▶ [Exercise instructions]
Set the listing down again in full, word for word, with the pictures left out.

— start of Entries shown —

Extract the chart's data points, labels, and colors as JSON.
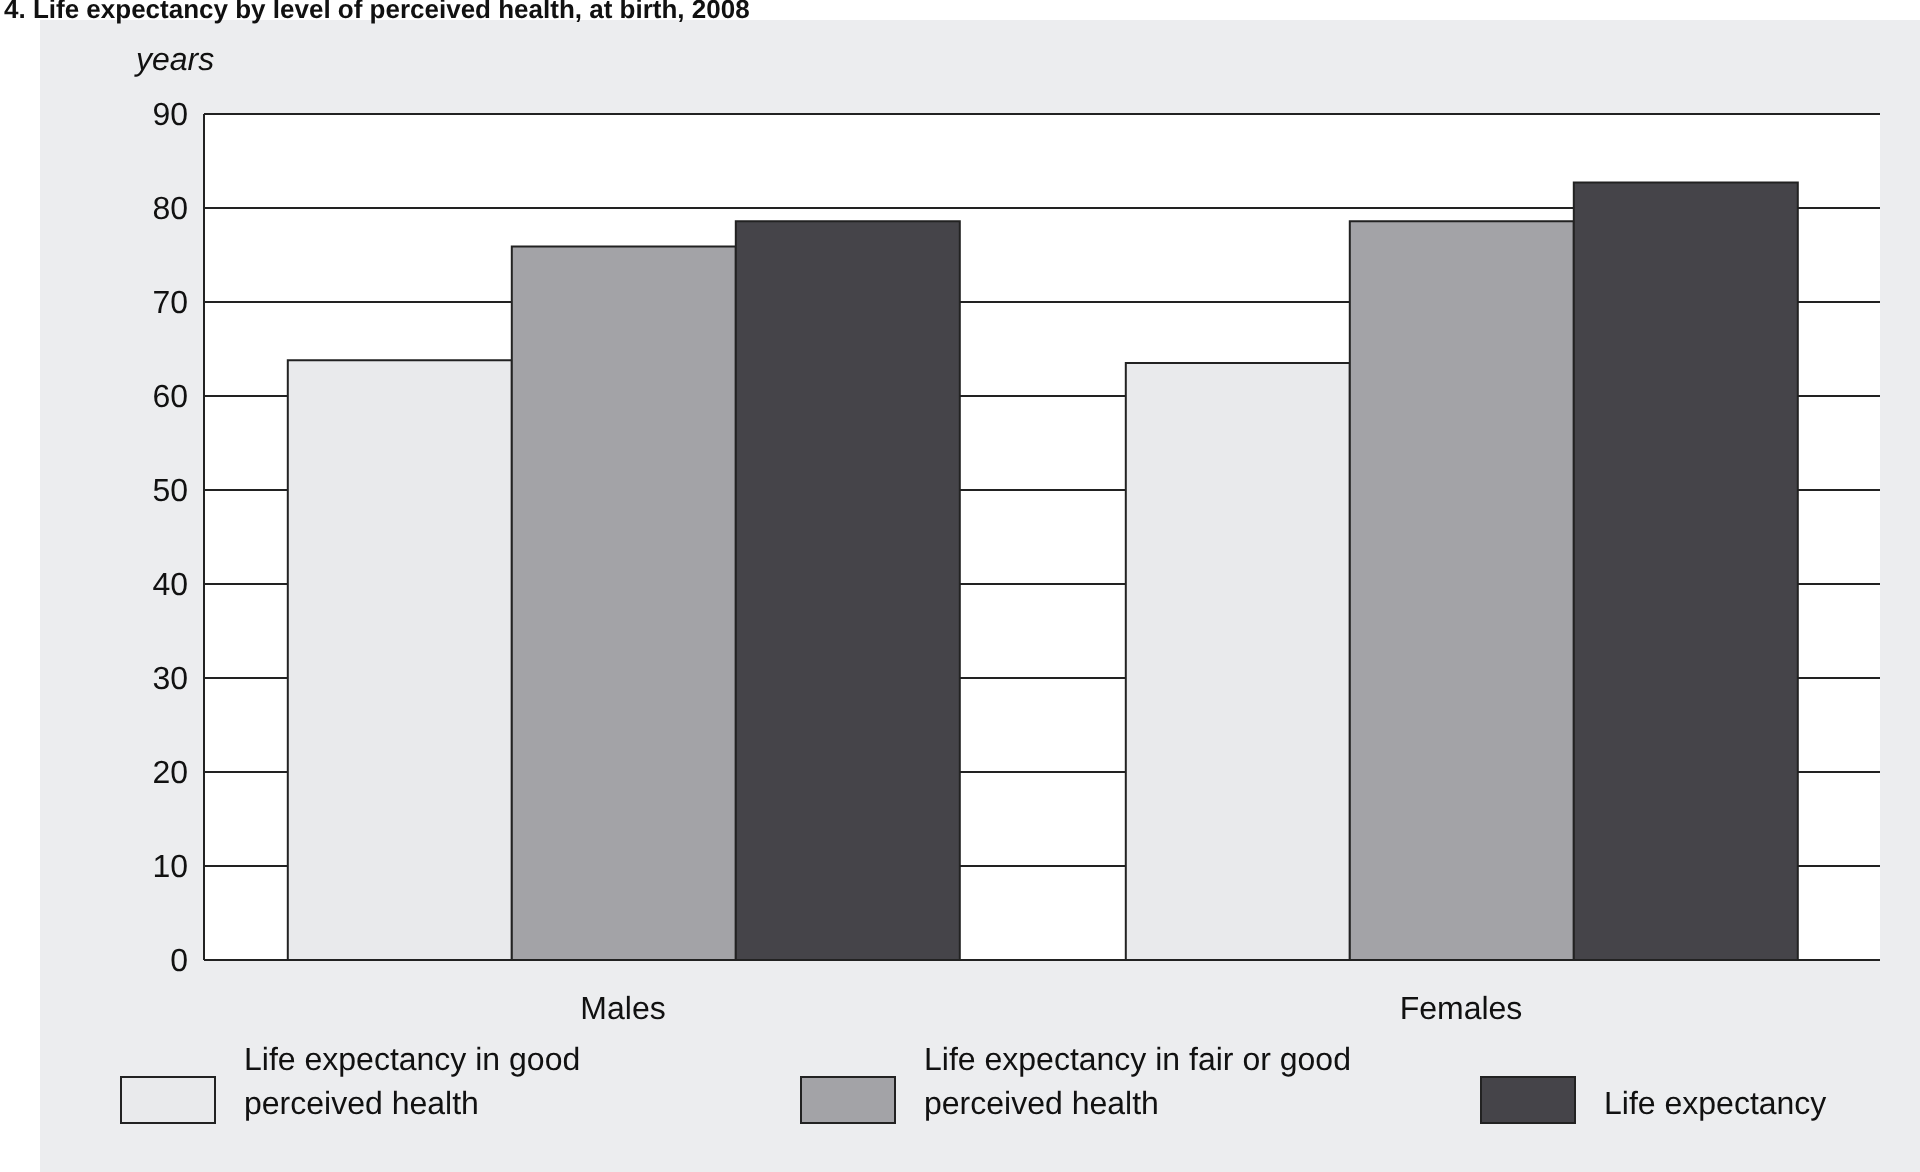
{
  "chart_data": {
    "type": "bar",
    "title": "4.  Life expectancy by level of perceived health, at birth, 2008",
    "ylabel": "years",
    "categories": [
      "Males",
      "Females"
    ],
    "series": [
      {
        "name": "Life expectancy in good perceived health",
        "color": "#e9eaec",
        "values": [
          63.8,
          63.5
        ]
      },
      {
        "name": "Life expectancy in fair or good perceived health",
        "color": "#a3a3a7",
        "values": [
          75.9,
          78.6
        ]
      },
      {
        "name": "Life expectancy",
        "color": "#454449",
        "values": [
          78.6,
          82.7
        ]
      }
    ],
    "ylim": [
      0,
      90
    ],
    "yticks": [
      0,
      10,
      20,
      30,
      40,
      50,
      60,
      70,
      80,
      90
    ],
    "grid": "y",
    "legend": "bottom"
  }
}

— end of Entries shown —

▶ [Written answer]
Extract the chart's data points, labels, and colors as JSON.
{
  "chart_data": {
    "type": "bar",
    "title": "4.  Life expectancy by level of perceived health, at birth, 2008",
    "ylabel": "years",
    "categories": [
      "Males",
      "Females"
    ],
    "series": [
      {
        "name": "Life expectancy in good perceived health",
        "color": "#e9eaec",
        "values": [
          63.8,
          63.5
        ]
      },
      {
        "name": "Life expectancy in fair or good perceived health",
        "color": "#a3a3a7",
        "values": [
          75.9,
          78.6
        ]
      },
      {
        "name": "Life expectancy",
        "color": "#454449",
        "values": [
          78.6,
          82.7
        ]
      }
    ],
    "ylim": [
      0,
      90
    ],
    "yticks": [
      0,
      10,
      20,
      30,
      40,
      50,
      60,
      70,
      80,
      90
    ],
    "grid": "y",
    "legend": "bottom"
  }
}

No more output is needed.